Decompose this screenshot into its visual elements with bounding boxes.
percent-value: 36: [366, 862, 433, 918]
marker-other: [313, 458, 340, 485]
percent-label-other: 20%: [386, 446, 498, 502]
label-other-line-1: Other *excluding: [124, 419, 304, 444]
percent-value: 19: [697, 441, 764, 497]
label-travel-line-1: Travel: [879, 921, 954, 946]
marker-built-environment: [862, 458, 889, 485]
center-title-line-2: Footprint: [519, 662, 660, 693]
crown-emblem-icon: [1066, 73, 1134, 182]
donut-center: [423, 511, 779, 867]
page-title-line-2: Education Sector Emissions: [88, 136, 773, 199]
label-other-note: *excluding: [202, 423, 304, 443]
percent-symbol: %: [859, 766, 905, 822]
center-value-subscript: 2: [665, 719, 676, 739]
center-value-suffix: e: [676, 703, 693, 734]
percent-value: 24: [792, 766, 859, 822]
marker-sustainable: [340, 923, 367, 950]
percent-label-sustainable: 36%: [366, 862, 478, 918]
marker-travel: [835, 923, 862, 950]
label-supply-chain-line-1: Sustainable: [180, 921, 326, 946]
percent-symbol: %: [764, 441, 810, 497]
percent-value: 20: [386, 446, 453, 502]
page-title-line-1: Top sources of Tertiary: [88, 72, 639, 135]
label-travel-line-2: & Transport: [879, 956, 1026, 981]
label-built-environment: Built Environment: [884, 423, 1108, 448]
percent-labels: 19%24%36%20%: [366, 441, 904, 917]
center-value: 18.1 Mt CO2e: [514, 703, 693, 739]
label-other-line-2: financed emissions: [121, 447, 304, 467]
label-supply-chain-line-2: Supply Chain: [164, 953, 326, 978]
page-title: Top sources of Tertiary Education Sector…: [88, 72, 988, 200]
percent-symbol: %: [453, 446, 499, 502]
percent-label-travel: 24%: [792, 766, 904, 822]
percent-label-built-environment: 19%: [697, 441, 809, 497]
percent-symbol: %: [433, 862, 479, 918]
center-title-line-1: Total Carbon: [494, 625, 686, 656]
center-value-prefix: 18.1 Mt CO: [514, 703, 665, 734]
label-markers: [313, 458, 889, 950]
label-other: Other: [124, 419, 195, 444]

Request.
Reproduce every line of the items above word for word, keeping the original order.

Written reply.
Decompose this screenshot into its visual elements with bounding boxes.
percent-value: 36: [366, 862, 433, 918]
marker-other: [313, 458, 340, 485]
percent-label-other: 20%: [386, 446, 498, 502]
label-other-line-1: Other *excluding: [124, 419, 304, 444]
percent-value: 19: [697, 441, 764, 497]
label-travel-line-1: Travel: [879, 921, 954, 946]
marker-built-environment: [862, 458, 889, 485]
center-title-line-2: Footprint: [519, 662, 660, 693]
crown-emblem-icon: [1066, 73, 1134, 182]
donut-center: [423, 511, 779, 867]
page-title-line-2: Education Sector Emissions: [88, 136, 773, 199]
label-other-note: *excluding: [202, 423, 304, 443]
percent-symbol: %: [859, 766, 905, 822]
center-value-subscript: 2: [665, 719, 676, 739]
center-value-suffix: e: [676, 703, 693, 734]
percent-value: 24: [792, 766, 859, 822]
marker-sustainable: [340, 923, 367, 950]
percent-label-sustainable: 36%: [366, 862, 478, 918]
marker-travel: [835, 923, 862, 950]
label-supply-chain-line-1: Sustainable: [180, 921, 326, 946]
percent-symbol: %: [764, 441, 810, 497]
percent-value: 20: [386, 446, 453, 502]
page-title-line-1: Top sources of Tertiary: [88, 72, 639, 135]
label-travel-line-2: & Transport: [879, 956, 1026, 981]
label-built-environment: Built Environment: [884, 423, 1108, 448]
percent-labels: 19%24%36%20%: [366, 441, 904, 917]
center-value: 18.1 Mt CO2e: [514, 703, 693, 739]
label-other-line-2: financed emissions: [121, 447, 304, 467]
label-supply-chain-line-2: Supply Chain: [164, 953, 326, 978]
page-title: Top sources of Tertiary Education Sector…: [88, 72, 988, 200]
percent-symbol: %: [453, 446, 499, 502]
percent-label-travel: 24%: [792, 766, 904, 822]
percent-label-built-environment: 19%: [697, 441, 809, 497]
percent-symbol: %: [433, 862, 479, 918]
center-title-line-1: Total Carbon: [494, 625, 686, 656]
center-value-prefix: 18.1 Mt CO: [514, 703, 665, 734]
label-markers: [313, 458, 889, 950]
label-other: Other: [124, 419, 195, 444]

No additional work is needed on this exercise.